_DIRECTIONS FOR THIS TASK_. Check each line of the data for "label" and select those that have it.

_EXERCISE DATA_.

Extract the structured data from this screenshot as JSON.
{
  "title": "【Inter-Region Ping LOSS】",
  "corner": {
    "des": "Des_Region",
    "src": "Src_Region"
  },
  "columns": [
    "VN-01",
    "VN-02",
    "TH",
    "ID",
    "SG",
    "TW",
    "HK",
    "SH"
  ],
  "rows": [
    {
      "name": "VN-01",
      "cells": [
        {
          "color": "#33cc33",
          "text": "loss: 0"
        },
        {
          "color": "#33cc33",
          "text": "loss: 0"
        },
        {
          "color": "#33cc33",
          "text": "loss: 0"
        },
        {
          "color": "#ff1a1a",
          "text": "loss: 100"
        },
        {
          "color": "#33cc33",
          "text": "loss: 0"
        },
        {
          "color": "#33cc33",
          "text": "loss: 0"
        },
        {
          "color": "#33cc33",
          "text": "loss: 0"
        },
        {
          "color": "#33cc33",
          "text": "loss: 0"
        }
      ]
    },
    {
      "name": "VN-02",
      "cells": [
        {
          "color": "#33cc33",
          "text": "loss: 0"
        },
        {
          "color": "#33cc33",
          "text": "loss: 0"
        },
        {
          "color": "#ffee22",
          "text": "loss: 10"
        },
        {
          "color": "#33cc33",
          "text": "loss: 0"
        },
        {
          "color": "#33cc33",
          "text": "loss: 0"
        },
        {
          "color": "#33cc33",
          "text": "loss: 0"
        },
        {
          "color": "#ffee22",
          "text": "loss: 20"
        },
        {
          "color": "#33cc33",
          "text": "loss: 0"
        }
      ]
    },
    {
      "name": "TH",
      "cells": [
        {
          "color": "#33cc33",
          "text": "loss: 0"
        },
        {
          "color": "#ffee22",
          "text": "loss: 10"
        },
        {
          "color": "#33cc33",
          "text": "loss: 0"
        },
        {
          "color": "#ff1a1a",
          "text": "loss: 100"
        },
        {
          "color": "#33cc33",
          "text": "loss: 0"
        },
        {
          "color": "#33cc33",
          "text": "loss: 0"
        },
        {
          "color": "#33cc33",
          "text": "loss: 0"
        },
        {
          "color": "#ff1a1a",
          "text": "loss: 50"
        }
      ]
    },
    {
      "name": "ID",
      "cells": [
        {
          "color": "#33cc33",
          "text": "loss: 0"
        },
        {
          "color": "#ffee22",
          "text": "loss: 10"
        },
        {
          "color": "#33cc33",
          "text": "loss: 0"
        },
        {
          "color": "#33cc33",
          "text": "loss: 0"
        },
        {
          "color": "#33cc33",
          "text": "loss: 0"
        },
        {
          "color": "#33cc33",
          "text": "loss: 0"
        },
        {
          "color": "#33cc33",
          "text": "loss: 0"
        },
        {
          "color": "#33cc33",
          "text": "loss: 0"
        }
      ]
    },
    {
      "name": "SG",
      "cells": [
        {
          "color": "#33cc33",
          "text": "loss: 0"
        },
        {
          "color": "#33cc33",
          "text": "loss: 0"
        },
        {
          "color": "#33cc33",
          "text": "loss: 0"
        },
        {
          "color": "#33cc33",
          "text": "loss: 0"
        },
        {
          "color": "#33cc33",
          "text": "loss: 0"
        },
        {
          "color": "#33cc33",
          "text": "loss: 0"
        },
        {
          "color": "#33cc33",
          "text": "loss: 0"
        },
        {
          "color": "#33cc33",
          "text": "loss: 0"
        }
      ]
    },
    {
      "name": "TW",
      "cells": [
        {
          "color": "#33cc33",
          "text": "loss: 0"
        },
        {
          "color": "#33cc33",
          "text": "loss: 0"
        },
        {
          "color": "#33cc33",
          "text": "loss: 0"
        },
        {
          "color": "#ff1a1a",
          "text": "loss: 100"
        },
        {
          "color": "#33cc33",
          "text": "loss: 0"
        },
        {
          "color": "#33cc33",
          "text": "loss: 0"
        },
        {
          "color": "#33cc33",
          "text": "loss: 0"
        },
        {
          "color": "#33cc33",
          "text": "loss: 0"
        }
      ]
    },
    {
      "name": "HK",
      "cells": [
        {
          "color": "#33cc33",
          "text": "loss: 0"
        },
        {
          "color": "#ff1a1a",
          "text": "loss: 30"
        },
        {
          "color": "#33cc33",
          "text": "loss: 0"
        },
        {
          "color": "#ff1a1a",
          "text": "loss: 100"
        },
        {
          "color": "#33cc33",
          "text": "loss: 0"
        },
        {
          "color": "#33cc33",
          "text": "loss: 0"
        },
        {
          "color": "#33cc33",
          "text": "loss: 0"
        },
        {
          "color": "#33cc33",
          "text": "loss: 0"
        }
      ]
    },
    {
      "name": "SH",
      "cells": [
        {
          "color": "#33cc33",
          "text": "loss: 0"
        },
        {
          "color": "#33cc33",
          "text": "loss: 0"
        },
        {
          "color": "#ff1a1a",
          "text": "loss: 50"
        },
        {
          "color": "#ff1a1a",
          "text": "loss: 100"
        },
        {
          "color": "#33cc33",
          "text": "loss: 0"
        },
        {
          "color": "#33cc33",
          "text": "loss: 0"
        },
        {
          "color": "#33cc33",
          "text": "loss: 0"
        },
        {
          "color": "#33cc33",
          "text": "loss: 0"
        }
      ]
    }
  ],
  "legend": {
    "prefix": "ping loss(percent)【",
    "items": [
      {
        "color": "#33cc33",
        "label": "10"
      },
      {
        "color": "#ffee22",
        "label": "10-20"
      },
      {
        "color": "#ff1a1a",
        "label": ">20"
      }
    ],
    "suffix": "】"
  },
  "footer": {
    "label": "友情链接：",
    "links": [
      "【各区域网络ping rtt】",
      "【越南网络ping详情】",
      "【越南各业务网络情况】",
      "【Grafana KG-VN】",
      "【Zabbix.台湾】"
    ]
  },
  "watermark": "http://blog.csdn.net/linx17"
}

_ANSWER TO THIS EXERCISE_.
        "label": "10"
        "label": "10-20"
        "label": ">20"
    "label": "友情链接：",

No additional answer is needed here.